• [Set task]: Filter the listing below and keep only the lines that contain the string "connector".

• [Excerpted data]:
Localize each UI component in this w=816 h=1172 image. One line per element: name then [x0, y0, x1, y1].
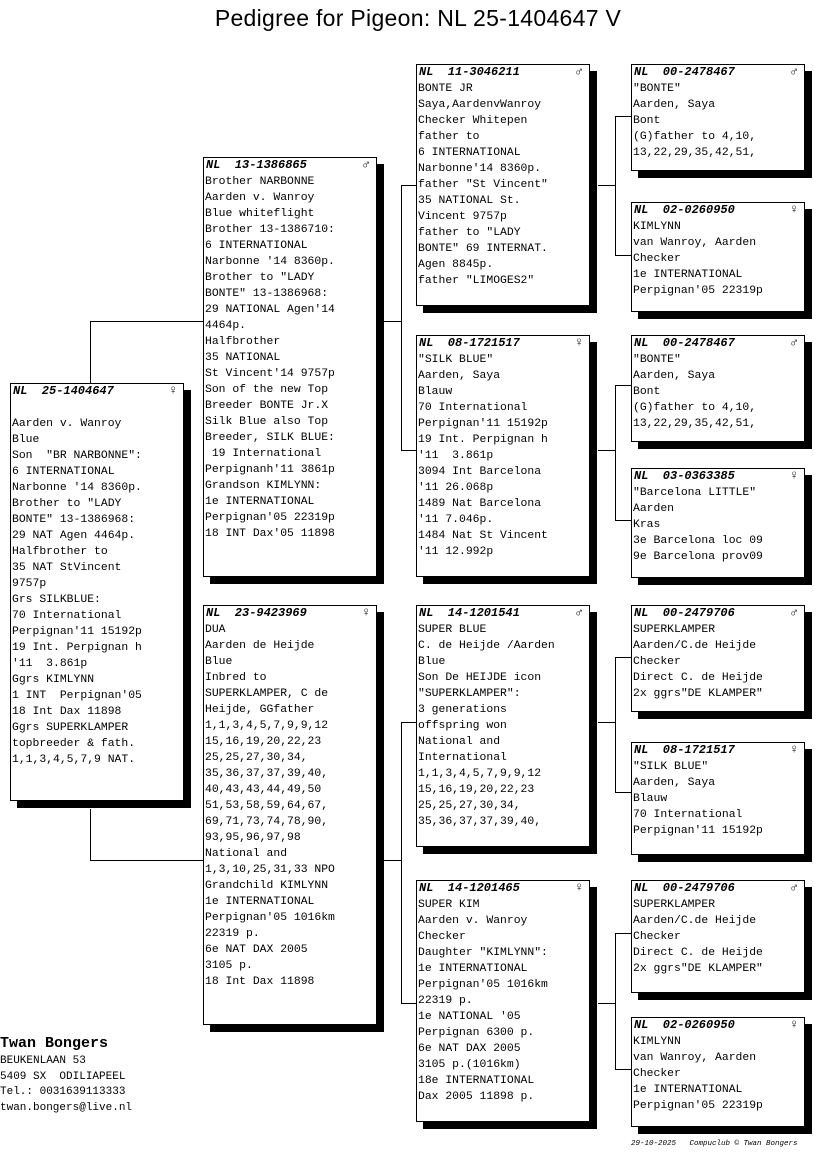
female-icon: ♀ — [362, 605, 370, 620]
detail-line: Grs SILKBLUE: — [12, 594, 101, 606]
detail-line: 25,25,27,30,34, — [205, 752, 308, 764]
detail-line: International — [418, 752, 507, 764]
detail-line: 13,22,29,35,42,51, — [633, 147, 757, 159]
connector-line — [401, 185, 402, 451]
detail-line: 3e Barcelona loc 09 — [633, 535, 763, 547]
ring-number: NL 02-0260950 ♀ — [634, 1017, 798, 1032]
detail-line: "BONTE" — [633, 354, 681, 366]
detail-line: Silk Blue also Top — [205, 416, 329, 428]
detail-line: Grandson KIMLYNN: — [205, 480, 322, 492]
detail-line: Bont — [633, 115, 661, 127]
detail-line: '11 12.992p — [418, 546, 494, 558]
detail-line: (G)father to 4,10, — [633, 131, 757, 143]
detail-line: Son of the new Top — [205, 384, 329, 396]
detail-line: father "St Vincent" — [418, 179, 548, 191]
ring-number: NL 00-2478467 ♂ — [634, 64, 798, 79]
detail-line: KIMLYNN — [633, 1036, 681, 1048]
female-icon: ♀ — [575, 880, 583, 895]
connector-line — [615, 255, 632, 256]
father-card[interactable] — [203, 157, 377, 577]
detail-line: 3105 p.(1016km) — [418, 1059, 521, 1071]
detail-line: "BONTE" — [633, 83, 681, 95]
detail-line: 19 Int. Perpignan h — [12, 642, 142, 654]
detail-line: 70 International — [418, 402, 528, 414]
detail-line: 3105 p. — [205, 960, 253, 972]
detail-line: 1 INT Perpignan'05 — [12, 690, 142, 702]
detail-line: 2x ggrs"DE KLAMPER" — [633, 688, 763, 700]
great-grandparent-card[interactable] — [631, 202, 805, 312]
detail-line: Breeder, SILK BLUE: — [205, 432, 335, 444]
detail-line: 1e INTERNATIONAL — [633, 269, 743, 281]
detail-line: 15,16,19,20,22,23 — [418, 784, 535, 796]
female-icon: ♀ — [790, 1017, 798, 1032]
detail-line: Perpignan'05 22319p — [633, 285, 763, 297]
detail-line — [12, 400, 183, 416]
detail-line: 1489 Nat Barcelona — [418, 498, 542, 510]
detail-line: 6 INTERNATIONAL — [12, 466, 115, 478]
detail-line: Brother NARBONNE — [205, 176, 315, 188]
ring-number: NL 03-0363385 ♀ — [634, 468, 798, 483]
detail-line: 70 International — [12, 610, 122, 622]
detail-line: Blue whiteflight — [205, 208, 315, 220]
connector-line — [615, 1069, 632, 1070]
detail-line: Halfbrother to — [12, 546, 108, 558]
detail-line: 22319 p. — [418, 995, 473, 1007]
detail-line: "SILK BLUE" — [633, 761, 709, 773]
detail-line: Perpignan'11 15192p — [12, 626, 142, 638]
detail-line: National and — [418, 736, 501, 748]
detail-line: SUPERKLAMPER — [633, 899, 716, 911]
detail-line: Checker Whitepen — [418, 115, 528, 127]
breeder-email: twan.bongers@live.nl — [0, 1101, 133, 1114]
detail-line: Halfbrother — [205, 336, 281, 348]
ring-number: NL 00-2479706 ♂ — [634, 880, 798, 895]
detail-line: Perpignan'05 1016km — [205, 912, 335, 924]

• [Solution]:
connector-line — [401, 185, 402, 451]
connector-line — [615, 255, 632, 256]
connector-line — [615, 1069, 632, 1070]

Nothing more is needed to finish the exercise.